● PROVIDED MATERIAL
★ ★ ★ ★ ★
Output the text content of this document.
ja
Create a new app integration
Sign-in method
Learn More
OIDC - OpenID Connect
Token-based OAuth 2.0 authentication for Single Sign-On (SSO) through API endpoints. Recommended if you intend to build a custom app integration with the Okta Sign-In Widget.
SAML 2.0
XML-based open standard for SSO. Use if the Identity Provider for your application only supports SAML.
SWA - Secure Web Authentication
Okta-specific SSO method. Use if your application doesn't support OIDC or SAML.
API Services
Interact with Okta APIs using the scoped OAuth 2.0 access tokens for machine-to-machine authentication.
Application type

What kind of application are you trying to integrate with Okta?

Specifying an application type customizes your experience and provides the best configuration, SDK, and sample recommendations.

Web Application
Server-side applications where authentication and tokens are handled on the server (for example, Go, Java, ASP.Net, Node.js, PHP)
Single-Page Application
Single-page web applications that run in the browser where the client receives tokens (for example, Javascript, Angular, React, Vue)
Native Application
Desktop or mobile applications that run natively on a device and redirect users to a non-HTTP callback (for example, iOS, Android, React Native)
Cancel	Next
★ ★ ★ ★ ★
● WHAT YOU SHOULD DO
In the entries above, locate every line with the word "OIDC" and copy it.

● TASK RESULT
OIDC - OpenID Connect
Okta-specific SSO method. Use if your application doesn't support OIDC or SAML.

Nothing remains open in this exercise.